[Begin]
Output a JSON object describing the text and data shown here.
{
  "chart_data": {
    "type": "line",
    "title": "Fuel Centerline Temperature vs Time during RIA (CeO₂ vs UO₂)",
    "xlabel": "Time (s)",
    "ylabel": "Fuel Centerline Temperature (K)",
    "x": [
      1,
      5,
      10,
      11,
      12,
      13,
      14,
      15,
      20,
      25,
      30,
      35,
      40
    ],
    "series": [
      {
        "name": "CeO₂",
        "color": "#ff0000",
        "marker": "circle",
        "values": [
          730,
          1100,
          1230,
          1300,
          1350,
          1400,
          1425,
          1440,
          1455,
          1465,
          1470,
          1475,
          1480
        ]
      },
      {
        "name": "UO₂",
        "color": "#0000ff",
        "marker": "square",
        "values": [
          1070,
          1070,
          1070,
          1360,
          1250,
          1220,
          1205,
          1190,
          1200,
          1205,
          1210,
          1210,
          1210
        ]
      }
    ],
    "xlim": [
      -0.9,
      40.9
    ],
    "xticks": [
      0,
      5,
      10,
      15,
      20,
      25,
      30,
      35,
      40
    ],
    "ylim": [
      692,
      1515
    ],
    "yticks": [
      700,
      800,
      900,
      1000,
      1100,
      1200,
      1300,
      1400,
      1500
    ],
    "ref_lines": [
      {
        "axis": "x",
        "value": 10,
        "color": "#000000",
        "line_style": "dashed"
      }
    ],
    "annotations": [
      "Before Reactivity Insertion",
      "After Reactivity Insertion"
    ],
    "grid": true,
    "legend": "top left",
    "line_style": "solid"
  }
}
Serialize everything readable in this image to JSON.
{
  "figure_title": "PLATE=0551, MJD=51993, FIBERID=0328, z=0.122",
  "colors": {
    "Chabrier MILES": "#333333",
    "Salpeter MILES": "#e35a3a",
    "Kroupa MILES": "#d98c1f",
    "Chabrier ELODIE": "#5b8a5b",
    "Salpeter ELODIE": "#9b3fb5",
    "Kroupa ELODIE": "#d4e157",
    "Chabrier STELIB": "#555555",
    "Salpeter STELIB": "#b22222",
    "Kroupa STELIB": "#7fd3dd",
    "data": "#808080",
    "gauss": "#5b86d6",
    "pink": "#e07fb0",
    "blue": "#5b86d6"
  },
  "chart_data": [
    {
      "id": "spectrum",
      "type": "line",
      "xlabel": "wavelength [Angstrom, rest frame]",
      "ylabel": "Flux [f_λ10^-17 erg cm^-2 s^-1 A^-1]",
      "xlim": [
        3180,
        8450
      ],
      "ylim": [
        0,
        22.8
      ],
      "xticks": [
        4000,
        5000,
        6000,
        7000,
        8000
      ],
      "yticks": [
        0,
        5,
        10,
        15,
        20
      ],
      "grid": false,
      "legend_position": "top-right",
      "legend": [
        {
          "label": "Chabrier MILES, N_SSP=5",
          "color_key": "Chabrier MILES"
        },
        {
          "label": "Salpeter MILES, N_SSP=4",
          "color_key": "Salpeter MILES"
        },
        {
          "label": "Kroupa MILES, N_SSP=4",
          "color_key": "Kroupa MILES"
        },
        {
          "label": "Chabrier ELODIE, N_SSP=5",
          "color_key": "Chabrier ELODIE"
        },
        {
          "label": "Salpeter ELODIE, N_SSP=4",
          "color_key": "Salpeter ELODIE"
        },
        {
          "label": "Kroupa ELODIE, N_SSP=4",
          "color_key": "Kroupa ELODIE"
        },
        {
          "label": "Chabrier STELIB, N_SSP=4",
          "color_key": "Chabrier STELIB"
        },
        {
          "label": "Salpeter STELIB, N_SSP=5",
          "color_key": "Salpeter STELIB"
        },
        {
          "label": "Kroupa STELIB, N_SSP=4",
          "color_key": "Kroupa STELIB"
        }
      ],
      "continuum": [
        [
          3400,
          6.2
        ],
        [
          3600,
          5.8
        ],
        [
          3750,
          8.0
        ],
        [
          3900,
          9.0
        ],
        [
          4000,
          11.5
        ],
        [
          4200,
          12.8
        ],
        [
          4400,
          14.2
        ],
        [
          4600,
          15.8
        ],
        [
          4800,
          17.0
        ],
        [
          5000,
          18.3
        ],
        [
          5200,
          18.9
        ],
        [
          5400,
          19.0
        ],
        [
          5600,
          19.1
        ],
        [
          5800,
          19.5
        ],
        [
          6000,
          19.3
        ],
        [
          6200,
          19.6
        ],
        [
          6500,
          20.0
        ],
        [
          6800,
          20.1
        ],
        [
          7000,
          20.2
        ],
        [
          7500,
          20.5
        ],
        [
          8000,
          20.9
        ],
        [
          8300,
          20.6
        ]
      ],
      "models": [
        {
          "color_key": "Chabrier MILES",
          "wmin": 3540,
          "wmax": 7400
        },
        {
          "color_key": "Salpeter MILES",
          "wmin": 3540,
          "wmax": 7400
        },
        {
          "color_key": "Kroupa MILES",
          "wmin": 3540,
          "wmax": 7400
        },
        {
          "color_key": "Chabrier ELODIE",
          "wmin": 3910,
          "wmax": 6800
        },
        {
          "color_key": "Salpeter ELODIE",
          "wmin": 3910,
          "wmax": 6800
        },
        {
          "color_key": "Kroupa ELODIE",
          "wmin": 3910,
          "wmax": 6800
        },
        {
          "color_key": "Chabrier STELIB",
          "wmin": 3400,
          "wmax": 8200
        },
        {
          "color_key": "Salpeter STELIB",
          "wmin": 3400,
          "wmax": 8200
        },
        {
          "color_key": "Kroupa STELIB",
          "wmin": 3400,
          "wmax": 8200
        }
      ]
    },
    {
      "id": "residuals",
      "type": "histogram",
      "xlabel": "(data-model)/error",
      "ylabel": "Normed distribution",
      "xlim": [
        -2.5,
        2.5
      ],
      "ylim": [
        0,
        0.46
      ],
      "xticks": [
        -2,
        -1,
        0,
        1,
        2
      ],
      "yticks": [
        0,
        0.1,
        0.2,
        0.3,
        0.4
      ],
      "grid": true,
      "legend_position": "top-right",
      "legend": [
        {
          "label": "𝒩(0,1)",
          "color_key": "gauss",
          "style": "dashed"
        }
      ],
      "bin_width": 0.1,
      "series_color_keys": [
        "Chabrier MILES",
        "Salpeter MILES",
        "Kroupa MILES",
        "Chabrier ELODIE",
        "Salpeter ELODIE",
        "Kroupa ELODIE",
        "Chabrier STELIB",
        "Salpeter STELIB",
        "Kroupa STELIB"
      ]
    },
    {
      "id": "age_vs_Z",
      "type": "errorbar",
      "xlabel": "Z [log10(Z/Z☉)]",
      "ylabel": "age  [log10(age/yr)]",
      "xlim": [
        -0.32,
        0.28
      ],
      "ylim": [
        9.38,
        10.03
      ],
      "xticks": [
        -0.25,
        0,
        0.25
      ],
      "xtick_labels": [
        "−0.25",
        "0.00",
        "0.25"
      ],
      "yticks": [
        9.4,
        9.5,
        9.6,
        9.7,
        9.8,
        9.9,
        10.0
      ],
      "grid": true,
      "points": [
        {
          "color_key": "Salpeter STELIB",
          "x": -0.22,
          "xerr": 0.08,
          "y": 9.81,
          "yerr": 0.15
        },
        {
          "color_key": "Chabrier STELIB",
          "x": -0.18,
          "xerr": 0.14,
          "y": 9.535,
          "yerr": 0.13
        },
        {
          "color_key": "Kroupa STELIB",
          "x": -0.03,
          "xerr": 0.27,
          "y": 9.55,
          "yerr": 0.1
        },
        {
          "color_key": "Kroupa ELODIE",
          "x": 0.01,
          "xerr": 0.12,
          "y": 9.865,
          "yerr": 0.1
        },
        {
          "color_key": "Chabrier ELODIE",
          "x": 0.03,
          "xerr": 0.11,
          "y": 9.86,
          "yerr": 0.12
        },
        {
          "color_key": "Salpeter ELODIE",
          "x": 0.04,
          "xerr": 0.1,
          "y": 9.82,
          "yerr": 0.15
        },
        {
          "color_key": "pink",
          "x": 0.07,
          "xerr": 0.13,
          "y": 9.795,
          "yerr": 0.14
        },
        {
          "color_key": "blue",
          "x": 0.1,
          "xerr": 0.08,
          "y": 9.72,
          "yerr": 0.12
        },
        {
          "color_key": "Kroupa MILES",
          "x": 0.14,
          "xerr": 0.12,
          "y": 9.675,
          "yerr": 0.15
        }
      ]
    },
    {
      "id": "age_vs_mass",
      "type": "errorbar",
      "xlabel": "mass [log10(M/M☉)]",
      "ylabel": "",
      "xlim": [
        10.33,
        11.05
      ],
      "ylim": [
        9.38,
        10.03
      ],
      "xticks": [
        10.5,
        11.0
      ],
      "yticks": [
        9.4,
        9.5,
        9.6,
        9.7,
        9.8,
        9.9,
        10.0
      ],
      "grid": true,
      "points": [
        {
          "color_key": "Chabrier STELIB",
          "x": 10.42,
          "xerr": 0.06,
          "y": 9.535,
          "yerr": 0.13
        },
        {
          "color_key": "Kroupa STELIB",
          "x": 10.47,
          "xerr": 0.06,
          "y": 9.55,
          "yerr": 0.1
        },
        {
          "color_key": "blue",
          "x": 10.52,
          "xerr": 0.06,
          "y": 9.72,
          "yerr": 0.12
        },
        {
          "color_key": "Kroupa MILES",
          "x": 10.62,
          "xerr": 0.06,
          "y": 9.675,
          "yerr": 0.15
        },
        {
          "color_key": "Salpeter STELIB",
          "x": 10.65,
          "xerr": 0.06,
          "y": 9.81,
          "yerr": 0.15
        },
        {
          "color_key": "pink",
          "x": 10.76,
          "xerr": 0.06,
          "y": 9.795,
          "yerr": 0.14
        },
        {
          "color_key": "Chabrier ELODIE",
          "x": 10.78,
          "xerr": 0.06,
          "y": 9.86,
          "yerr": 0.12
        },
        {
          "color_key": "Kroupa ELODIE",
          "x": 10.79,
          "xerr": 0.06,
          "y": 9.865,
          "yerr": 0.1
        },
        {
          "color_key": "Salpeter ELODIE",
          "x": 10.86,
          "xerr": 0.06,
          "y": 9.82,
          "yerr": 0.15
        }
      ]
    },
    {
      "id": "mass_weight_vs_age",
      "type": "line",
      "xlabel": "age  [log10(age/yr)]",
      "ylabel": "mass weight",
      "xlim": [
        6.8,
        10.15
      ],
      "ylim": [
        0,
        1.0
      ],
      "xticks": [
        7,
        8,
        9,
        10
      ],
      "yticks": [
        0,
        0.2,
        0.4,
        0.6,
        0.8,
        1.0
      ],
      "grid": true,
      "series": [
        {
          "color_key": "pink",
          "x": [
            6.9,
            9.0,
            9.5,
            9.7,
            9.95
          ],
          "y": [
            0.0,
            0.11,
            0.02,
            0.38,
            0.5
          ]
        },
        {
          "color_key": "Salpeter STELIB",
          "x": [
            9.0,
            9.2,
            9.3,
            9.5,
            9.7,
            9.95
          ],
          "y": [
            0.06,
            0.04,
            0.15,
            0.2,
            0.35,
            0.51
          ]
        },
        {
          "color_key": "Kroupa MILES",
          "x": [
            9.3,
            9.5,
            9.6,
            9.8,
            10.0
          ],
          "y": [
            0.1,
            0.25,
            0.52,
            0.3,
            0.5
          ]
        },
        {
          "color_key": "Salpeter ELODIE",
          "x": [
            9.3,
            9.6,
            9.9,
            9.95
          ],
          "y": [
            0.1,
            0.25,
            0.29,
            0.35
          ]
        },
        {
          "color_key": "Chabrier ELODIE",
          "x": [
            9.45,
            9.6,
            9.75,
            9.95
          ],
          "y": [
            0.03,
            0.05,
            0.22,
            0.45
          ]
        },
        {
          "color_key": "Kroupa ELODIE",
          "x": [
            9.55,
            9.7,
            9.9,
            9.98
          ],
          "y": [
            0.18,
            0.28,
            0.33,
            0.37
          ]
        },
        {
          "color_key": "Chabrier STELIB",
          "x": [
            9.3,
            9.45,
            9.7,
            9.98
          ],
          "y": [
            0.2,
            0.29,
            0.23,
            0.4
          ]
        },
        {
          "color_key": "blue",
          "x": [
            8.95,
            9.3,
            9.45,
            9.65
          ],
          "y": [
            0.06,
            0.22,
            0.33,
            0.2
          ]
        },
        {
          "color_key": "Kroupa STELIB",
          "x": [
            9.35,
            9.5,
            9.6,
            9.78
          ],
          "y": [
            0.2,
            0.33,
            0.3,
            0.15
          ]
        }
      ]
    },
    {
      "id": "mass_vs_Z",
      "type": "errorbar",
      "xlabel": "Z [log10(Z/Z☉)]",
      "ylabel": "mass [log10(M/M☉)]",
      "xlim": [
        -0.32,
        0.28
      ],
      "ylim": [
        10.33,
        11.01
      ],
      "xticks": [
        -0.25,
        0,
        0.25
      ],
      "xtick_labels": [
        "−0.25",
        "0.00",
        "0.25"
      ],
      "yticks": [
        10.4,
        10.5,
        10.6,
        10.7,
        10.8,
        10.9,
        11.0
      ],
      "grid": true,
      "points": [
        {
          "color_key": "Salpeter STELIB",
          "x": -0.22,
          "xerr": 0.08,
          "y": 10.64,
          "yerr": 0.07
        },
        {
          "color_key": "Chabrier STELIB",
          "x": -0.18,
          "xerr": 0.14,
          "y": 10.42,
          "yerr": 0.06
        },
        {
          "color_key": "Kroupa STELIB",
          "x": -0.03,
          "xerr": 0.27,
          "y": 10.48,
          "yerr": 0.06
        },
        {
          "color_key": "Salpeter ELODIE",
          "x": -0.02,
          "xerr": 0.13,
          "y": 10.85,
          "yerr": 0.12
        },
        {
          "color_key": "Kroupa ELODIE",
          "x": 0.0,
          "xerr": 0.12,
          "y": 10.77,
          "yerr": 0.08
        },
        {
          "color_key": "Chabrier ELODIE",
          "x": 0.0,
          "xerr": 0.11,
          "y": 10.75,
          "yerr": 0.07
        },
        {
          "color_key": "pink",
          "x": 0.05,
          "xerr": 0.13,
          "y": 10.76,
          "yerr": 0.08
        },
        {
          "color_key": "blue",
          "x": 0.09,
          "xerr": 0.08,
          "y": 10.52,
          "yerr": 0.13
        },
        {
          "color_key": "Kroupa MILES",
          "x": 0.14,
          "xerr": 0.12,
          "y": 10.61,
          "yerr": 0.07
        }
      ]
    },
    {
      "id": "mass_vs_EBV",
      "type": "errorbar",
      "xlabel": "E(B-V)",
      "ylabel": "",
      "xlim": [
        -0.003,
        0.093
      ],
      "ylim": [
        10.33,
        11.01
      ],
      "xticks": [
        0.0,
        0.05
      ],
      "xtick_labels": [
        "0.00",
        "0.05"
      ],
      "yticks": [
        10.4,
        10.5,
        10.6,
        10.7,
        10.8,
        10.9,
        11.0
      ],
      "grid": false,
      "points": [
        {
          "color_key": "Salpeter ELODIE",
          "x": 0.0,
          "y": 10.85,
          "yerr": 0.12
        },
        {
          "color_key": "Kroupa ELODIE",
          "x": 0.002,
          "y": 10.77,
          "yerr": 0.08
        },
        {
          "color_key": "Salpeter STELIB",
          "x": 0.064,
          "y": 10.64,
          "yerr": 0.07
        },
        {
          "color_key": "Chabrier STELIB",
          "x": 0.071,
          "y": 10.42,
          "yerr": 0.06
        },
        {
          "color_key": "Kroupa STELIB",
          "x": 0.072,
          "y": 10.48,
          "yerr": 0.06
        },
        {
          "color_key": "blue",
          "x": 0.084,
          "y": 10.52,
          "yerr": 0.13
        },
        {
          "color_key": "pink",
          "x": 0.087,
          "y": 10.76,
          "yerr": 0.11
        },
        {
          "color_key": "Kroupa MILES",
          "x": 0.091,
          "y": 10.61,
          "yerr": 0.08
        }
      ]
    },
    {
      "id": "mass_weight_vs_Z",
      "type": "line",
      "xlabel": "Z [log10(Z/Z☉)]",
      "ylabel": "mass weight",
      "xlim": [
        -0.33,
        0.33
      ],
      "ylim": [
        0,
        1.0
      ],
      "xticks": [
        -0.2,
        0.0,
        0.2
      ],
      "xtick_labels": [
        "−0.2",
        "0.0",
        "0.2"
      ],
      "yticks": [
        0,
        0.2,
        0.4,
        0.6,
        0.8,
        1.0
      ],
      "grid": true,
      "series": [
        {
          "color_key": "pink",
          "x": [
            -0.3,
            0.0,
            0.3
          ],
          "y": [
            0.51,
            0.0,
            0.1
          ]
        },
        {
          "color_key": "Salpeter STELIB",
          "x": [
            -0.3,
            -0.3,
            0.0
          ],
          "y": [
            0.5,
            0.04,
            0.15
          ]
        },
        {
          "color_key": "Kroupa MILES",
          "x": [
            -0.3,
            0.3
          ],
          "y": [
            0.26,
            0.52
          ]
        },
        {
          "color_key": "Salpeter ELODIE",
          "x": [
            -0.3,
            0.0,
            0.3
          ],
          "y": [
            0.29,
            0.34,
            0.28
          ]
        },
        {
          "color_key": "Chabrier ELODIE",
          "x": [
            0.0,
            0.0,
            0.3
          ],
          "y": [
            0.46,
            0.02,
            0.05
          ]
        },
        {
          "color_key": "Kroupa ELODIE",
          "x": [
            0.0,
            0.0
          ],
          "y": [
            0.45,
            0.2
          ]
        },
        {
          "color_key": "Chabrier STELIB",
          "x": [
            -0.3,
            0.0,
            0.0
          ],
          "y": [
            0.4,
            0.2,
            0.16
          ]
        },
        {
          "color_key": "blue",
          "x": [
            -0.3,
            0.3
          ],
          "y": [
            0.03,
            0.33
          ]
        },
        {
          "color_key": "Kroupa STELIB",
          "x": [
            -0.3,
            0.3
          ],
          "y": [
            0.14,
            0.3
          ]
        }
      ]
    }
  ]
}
[End]
Collect every line from the records above that contains the word "ylabel".

Solved exercise:
    "ylabel": "Fuel Centerline Temperature (K)",
      "ylabel": "Flux [f_λ10^-17 erg cm^-2 s^-1 A^-1]",
      "ylabel": "Normed distribution",
      "ylabel": "age  [log10(age/yr)]",
      "ylabel": "",
      "ylabel": "mass weight",
      "ylabel": "mass [log10(M/M☉)]",
      "ylabel": "",
      "ylabel": "mass weight",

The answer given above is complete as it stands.